Collection entries

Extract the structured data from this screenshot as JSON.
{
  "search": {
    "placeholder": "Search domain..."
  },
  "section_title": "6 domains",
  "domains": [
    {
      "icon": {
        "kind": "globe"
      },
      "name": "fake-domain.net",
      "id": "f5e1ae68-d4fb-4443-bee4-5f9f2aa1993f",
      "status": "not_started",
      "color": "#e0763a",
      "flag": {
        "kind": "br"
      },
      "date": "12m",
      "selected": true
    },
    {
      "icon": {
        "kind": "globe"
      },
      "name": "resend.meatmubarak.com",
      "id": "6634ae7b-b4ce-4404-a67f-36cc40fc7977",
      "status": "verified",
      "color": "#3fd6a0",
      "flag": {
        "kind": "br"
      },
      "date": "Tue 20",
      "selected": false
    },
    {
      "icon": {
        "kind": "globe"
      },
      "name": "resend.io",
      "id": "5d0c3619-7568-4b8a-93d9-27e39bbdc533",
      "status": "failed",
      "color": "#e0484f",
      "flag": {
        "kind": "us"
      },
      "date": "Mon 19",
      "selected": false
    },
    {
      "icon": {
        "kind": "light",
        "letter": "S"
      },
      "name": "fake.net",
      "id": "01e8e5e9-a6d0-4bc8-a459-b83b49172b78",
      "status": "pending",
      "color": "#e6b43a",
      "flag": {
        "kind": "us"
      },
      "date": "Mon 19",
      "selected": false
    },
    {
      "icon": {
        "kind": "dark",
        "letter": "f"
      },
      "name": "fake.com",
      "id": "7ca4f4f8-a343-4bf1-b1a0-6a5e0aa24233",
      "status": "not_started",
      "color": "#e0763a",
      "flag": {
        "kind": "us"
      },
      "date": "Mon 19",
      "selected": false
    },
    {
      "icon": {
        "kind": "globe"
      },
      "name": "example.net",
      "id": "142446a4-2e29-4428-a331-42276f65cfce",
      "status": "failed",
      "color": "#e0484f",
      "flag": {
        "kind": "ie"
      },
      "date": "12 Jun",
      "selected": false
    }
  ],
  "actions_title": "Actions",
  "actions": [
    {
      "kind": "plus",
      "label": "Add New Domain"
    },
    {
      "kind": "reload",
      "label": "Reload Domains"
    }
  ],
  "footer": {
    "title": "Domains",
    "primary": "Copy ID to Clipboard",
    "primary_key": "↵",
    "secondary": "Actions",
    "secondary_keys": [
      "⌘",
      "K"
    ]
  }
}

> THE REQUEST:
Return the entries in full, keeping every line exactly as it is.

> OUTPUT BELOW:
Extract the structured data from this screenshot as JSON.
{
  "search": {
    "placeholder": "Search domain..."
  },
  "section_title": "6 domains",
  "domains": [
    {
      "icon": {
        "kind": "globe"
      },
      "name": "fake-domain.net",
      "id": "f5e1ae68-d4fb-4443-bee4-5f9f2aa1993f",
      "status": "not_started",
      "color": "#e0763a",
      "flag": {
        "kind": "br"
      },
      "date": "12m",
      "selected": true
    },
    {
      "icon": {
        "kind": "globe"
      },
      "name": "resend.meatmubarak.com",
      "id": "6634ae7b-b4ce-4404-a67f-36cc40fc7977",
      "status": "verified",
      "color": "#3fd6a0",
      "flag": {
        "kind": "br"
      },
      "date": "Tue 20",
      "selected": false
    },
    {
      "icon": {
        "kind": "globe"
      },
      "name": "resend.io",
      "id": "5d0c3619-7568-4b8a-93d9-27e39bbdc533",
      "status": "failed",
      "color": "#e0484f",
      "flag": {
        "kind": "us"
      },
      "date": "Mon 19",
      "selected": false
    },
    {
      "icon": {
        "kind": "light",
        "letter": "S"
      },
      "name": "fake.net",
      "id": "01e8e5e9-a6d0-4bc8-a459-b83b49172b78",
      "status": "pending",
      "color": "#e6b43a",
      "flag": {
        "kind": "us"
      },
      "date": "Mon 19",
      "selected": false
    },
    {
      "icon": {
        "kind": "dark",
        "letter": "f"
      },
      "name": "fake.com",
      "id": "7ca4f4f8-a343-4bf1-b1a0-6a5e0aa24233",
      "status": "not_started",
      "color": "#e0763a",
      "flag": {
        "kind": "us"
      },
      "date": "Mon 19",
      "selected": false
    },
    {
      "icon": {
        "kind": "globe"
      },
      "name": "example.net",
      "id": "142446a4-2e29-4428-a331-42276f65cfce",
      "status": "failed",
      "color": "#e0484f",
      "flag": {
        "kind": "ie"
      },
      "date": "12 Jun",
      "selected": false
    }
  ],
  "actions_title": "Actions",
  "actions": [
    {
      "kind": "plus",
      "label": "Add New Domain"
    },
    {
      "kind": "reload",
      "label": "Reload Domains"
    }
  ],
  "footer": {
    "title": "Domains",
    "primary": "Copy ID to Clipboard",
    "primary_key": "↵",
    "secondary": "Actions",
    "secondary_keys": [
      "⌘",
      "K"
    ]
  }
}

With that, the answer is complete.